** What is being asked **
Below are some records; return each one exactly.

## START

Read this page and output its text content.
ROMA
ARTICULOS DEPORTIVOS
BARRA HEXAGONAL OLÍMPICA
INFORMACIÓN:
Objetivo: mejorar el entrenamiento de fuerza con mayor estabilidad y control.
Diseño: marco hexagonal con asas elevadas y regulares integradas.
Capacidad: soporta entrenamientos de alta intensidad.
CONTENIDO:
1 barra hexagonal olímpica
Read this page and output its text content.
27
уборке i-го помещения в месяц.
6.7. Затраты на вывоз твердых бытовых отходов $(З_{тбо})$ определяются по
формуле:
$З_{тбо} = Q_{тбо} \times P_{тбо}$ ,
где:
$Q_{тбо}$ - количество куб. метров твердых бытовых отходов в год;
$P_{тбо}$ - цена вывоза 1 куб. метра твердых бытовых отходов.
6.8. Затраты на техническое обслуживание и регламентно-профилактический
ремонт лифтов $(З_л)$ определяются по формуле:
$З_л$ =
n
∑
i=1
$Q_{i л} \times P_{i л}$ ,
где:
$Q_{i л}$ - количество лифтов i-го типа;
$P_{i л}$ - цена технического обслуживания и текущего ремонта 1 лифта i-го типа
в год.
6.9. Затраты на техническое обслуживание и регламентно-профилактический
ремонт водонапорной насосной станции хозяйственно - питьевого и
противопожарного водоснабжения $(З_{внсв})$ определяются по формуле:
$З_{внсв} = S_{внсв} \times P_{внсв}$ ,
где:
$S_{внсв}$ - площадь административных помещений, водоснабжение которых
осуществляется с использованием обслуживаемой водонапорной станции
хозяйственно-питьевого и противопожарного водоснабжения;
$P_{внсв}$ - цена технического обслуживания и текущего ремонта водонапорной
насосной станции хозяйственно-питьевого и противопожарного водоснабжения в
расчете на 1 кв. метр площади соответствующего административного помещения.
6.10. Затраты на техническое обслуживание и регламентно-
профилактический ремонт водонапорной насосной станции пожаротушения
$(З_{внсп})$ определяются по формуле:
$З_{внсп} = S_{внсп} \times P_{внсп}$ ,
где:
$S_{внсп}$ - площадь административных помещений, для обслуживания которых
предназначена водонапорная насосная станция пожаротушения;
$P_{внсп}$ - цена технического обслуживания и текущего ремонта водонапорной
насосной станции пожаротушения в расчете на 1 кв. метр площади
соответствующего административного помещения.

## END

** Result for this exercise **
Read this page and output its text content.
ROMA
ARTICULOS DEPORTIVOS
BARRA HEXAGONAL OLÍMPICA
INFORMACIÓN:
Objetivo: mejorar el entrenamiento de fuerza con mayor estabilidad y control.
Diseño: marco hexagonal con asas elevadas y regulares integradas.
Capacidad: soporta entrenamientos de alta intensidad.
CONTENIDO:
1 barra hexagonal olímpica
Read this page and output its text content.
27
уборке i-го помещения в месяц.
6.7. Затраты на вывоз твердых бытовых отходов $(З_{тбо})$ определяются по
формуле:
$З_{тбо} = Q_{тбо} \times P_{тбо}$ ,
где:
$Q_{тбо}$ - количество куб. метров твердых бытовых отходов в год;
$P_{тбо}$ - цена вывоза 1 куб. метра твердых бытовых отходов.
6.8. Затраты на техническое обслуживание и регламентно-профилактический
ремонт лифтов $(З_л)$ определяются по формуле:
$З_л$ =
n
∑
i=1
$Q_{i л} \times P_{i л}$ ,
где:
$Q_{i л}$ - количество лифтов i-го типа;
$P_{i л}$ - цена технического обслуживания и текущего ремонта 1 лифта i-го типа
в год.
6.9. Затраты на техническое обслуживание и регламентно-профилактический
ремонт водонапорной насосной станции хозяйственно - питьевого и
противопожарного водоснабжения $(З_{внсв})$ определяются по формуле:
$З_{внсв} = S_{внсв} \times P_{внсв}$ ,
где:
$S_{внсв}$ - площадь административных помещений, водоснабжение которых
осуществляется с использованием обслуживаемой водонапорной станции
хозяйственно-питьевого и противопожарного водоснабжения;
$P_{внсв}$ - цена технического обслуживания и текущего ремонта водонапорной
насосной станции хозяйственно-питьевого и противопожарного водоснабжения в
расчете на 1 кв. метр площади соответствующего административного помещения.
6.10. Затраты на техническое обслуживание и регламентно-
профилактический ремонт водонапорной насосной станции пожаротушения
$(З_{внсп})$ определяются по формуле:
$З_{внсп} = S_{внсп} \times P_{внсп}$ ,
где:
$S_{внсп}$ - площадь административных помещений, для обслуживания которых
предназначена водонапорная насосная станция пожаротушения;
$P_{внсп}$ - цена технического обслуживания и текущего ремонта водонапорной
насосной станции пожаротушения в расчете на 1 кв. метр площади
соответствующего административного помещения.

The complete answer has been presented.